-- BEGIN SOURCE DATA --

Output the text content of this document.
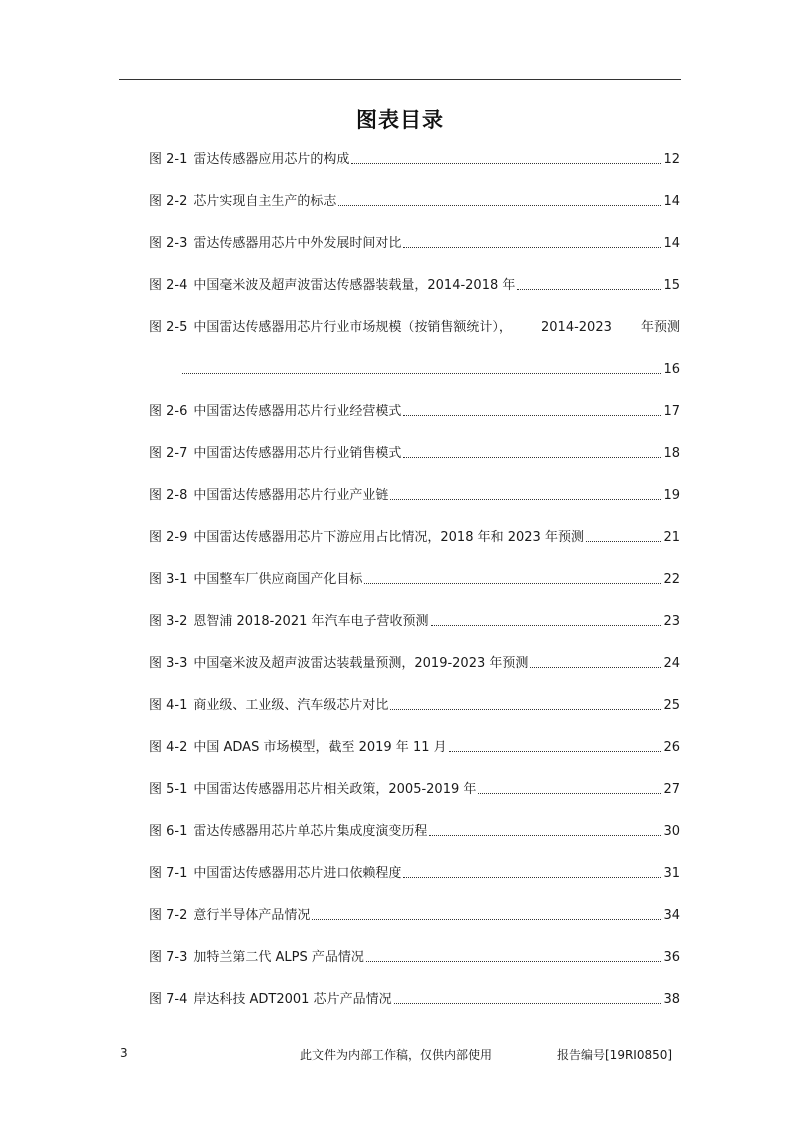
图表目录
图 2-1 雷达传感器应用芯片的构成	12
图 2-2 芯片实现自主生产的标志	14
图 2-3 雷达传感器用芯片中外发展时间对比	14
图 2-4 中国毫米波及超声波雷达传感器装载量，2014-2018 年	15
图 2-5 中国雷达传感器用芯片行业市场规模（按销售额统计）， 2014-2023 年预测
16
图 2-6 中国雷达传感器用芯片行业经营模式	17
图 2-7 中国雷达传感器用芯片行业销售模式	18
图 2-8 中国雷达传感器用芯片行业产业链	19
图 2-9 中国雷达传感器用芯片下游应用占比情况，2018 年和 2023 年预测	21
图 3-1 中国整车厂供应商国产化目标	22
图 3-2 恩智浦 2018-2021 年汽车电子营收预测	23
图 3-3 中国毫米波及超声波雷达装载量预测，2019-2023 年预测	24
图 4-1 商业级、工业级、汽车级芯片对比	25
图 4-2 中国 ADAS 市场模型，截至 2019 年 11 月	26
图 5-1 中国雷达传感器用芯片相关政策，2005-2019 年	27
图 6-1 雷达传感器用芯片单芯片集成度演变历程	30
图 7-1 中国雷达传感器用芯片进口依赖程度	31
图 7-2 意行半导体产品情况	34
图 7-3 加特兰第二代 ALPS 产品情况	36
图 7-4 岸达科技 ADT2001 芯片产品情况	38
3	此文件为内部工作稿，仅供内部使用	报告编号[19RI0850]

-- END SOURCE DATA --

> STATED GOAL
Quote the data above in full and without alteration; skip the pictures.

> THE RESPONSE
Output the text content of this document.
图表目录
图 2-1 雷达传感器应用芯片的构成	12
图 2-2 芯片实现自主生产的标志	14
图 2-3 雷达传感器用芯片中外发展时间对比	14
图 2-4 中国毫米波及超声波雷达传感器装载量，2014-2018 年	15
图 2-5 中国雷达传感器用芯片行业市场规模（按销售额统计）， 2014-2023 年预测
16
图 2-6 中国雷达传感器用芯片行业经营模式	17
图 2-7 中国雷达传感器用芯片行业销售模式	18
图 2-8 中国雷达传感器用芯片行业产业链	19
图 2-9 中国雷达传感器用芯片下游应用占比情况，2018 年和 2023 年预测	21
图 3-1 中国整车厂供应商国产化目标	22
图 3-2 恩智浦 2018-2021 年汽车电子营收预测	23
图 3-3 中国毫米波及超声波雷达装载量预测，2019-2023 年预测	24
图 4-1 商业级、工业级、汽车级芯片对比	25
图 4-2 中国 ADAS 市场模型，截至 2019 年 11 月	26
图 5-1 中国雷达传感器用芯片相关政策，2005-2019 年	27
图 6-1 雷达传感器用芯片单芯片集成度演变历程	30
图 7-1 中国雷达传感器用芯片进口依赖程度	31
图 7-2 意行半导体产品情况	34
图 7-3 加特兰第二代 ALPS 产品情况	36
图 7-4 岸达科技 ADT2001 芯片产品情况	38
3	此文件为内部工作稿，仅供内部使用	报告编号[19RI0850]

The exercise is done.